New Federal Law Protecting Breast-Feeding Employees

In December of 2022, President Biden signed into law the “Providing Urgent Maternal Protections for Nursing Mothers Act,” or “PUMP Act,” for short.  This bill expanded the protections for nursing mothers initially established in the 2010 “Break Time for Nursing Mother’s Act.”  The 2010 legislation gave breast-feeding employees designated breaktime to express milk for their infants.  The PUMP Act expands the population of employees entitled to designated break time under federal law and, for the first time, federal law requires employers to provide a private space for employees to pump.

Under the law, break time is available to eligible employees for a minimum of one year after giving birth.  The private area employers are required to provide to express break milk must be out of the view of other coworkers and the public at large.  A public bathroom will not satisfy the requirements under this law.  There must be an actual designated area or room for an employee to use during business hours.  An employer is permitted to use a temporary space in order to comply with the requirements of the law.

Record set
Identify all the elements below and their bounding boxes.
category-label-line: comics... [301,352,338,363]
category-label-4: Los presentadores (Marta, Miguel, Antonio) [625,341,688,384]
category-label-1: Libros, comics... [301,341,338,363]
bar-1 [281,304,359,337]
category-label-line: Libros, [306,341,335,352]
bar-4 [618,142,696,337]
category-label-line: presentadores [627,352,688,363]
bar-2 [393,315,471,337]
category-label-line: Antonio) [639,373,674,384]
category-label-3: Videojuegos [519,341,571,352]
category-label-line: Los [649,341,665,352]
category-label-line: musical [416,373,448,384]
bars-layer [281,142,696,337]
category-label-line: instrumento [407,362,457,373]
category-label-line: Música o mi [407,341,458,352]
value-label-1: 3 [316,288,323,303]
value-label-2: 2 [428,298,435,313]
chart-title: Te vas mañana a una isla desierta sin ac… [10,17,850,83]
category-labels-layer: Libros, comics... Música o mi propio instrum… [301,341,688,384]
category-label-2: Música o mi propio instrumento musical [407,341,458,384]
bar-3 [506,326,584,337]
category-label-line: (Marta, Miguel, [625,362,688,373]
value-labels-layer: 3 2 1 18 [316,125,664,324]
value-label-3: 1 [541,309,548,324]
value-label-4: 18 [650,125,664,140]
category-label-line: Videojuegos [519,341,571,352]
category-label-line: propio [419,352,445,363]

Requests
1. Could you reproduce, word for word, the passage of the PUMP Act text starting at "New Federal Law" and ending at "employees to pump."?
2. Can you quote every line of the records exactly?
The records have no connection to the text.

The solutions
1.
New Federal Law Protecting Breast-Feeding Employees

In December of 2022, President Biden signed into law the “Providing Urgent Maternal Protections for Nursing Mothers Act,” or “PUMP Act,” for short.  This bill expanded the protections for nursing mothers initially established in the 2010 “Break Time for Nursing Mother’s Act.”  The 2010 legislation gave breast-feeding employees designated breaktime to express milk for their infants.  The PUMP Act expands the population of employees entitled to designated break time under federal law and, for the first time, federal law requires employers to provide a private space for employees to pump.

2.
Identify all the elements below and their bounding boxes.
category-label-line: comics... [301,352,338,363]
category-label-4: Los presentadores (Marta, Miguel, Antonio) [625,341,688,384]
category-label-1: Libros, comics... [301,341,338,363]
bar-1 [281,304,359,337]
category-label-line: Libros, [306,341,335,352]
bar-4 [618,142,696,337]
category-label-line: presentadores [627,352,688,363]
bar-2 [393,315,471,337]
category-label-line: Antonio) [639,373,674,384]
category-label-3: Videojuegos [519,341,571,352]
category-label-line: Los [649,341,665,352]
category-label-line: musical [416,373,448,384]
bars-layer [281,142,696,337]
category-label-line: instrumento [407,362,457,373]
category-label-line: Música o mi [407,341,458,352]
value-label-1: 3 [316,288,323,303]
value-label-2: 2 [428,298,435,313]
chart-title: Te vas mañana a una isla desierta sin ac… [10,17,850,83]
category-labels-layer: Libros, comics... Música o mi propio instrum… [301,341,688,384]
category-label-2: Música o mi propio instrumento musical [407,341,458,384]
bar-3 [506,326,584,337]
category-label-line: (Marta, Miguel, [625,362,688,373]
value-labels-layer: 3 2 1 18 [316,125,664,324]
value-label-3: 1 [541,309,548,324]
value-label-4: 18 [650,125,664,140]
category-label-line: Videojuegos [519,341,571,352]
category-label-line: propio [419,352,445,363]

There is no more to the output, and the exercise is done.